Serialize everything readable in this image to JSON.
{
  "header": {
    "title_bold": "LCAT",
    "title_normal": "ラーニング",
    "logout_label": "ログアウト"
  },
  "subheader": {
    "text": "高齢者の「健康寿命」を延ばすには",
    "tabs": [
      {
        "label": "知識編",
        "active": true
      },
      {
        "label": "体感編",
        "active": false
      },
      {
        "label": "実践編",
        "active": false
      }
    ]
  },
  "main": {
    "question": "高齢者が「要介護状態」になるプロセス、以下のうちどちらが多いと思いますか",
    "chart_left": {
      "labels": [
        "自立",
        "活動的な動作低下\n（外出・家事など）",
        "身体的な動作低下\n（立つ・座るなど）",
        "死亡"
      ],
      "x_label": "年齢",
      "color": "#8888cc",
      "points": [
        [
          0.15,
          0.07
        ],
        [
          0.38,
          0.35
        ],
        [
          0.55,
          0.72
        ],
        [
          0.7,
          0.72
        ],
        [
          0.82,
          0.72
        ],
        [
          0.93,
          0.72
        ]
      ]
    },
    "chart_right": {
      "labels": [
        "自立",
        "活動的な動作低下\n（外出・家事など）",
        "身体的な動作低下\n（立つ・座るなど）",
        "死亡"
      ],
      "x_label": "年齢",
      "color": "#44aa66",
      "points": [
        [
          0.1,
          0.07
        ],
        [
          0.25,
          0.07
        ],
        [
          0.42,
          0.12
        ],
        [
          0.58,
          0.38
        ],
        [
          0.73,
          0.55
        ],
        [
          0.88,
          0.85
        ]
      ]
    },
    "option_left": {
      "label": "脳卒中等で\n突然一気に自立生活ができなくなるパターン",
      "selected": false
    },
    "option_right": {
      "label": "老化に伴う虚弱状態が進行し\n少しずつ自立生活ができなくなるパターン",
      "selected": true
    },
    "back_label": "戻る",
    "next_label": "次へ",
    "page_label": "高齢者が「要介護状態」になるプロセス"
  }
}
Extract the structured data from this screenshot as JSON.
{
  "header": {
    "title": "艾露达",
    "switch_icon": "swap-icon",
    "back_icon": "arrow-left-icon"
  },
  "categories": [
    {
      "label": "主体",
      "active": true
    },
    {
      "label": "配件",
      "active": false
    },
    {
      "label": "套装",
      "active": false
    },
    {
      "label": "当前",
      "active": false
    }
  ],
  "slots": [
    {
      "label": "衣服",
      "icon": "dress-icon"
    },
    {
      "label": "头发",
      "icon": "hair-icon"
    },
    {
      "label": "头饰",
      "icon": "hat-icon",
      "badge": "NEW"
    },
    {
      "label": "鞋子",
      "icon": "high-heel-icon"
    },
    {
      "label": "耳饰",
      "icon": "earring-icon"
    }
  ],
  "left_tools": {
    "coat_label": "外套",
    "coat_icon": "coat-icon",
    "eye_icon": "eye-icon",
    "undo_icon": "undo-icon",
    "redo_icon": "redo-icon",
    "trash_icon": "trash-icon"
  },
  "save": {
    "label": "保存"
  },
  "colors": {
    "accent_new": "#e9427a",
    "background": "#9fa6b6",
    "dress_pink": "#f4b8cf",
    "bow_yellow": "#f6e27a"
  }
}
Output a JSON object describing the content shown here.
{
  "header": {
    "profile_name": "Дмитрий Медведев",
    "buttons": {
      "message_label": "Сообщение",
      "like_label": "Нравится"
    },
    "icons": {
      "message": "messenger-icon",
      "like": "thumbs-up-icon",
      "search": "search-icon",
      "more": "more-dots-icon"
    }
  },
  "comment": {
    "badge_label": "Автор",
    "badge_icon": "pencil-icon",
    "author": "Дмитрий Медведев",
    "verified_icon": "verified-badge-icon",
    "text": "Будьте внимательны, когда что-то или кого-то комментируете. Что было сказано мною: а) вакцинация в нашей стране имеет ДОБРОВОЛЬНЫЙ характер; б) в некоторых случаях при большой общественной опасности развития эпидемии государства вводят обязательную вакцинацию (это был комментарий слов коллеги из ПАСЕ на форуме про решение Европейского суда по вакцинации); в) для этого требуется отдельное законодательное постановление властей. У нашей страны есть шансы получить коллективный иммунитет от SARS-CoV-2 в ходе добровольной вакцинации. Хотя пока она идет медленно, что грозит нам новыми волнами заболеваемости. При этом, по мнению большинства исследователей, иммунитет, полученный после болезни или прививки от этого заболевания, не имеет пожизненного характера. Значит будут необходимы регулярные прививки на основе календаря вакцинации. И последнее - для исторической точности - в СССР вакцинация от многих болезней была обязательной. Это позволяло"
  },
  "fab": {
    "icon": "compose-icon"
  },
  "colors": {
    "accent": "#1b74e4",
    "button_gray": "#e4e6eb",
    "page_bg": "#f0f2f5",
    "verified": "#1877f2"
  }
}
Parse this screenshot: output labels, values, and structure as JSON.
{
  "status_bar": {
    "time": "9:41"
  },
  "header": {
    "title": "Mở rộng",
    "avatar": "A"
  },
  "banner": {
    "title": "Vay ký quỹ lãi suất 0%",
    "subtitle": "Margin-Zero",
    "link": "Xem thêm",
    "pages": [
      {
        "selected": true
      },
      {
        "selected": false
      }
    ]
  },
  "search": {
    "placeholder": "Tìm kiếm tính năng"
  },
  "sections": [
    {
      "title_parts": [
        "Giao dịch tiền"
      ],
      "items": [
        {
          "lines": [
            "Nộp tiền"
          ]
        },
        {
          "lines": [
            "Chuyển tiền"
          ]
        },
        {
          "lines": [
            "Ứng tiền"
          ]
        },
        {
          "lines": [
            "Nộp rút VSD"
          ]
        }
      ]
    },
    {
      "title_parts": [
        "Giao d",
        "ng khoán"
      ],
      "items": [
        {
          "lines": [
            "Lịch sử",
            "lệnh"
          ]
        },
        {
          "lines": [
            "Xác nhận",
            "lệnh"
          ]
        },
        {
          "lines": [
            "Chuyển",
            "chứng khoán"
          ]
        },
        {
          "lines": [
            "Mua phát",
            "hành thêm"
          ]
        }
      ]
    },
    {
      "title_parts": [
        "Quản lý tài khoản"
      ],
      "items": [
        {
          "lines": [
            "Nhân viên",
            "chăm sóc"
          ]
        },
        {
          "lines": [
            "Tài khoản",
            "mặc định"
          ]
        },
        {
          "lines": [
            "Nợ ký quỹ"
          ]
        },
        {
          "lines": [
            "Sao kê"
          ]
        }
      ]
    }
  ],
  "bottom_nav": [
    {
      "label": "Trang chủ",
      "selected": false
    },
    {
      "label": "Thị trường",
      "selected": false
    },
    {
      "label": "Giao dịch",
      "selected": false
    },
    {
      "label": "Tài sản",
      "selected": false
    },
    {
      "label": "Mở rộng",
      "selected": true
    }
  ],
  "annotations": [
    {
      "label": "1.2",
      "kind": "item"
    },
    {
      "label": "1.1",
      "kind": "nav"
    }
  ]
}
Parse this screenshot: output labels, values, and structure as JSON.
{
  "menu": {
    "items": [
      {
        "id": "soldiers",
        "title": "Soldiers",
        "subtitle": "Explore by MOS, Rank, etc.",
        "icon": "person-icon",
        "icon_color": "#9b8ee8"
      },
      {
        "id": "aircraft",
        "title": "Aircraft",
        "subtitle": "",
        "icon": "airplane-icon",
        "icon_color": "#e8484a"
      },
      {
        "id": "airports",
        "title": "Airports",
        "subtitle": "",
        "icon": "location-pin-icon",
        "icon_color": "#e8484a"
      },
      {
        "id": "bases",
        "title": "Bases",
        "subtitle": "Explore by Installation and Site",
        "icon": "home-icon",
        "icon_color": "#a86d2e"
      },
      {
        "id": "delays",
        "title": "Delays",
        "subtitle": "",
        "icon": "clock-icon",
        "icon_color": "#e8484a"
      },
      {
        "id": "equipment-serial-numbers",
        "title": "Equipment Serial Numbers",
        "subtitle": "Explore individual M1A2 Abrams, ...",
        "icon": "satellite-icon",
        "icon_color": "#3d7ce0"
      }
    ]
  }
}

::::

• _Exercise instructions_
Copy each line in the data that holds the word "true".

• _Answer for the task_
        "active": true
      "selected": true
      "active": true
        "selected": true
      "selected": true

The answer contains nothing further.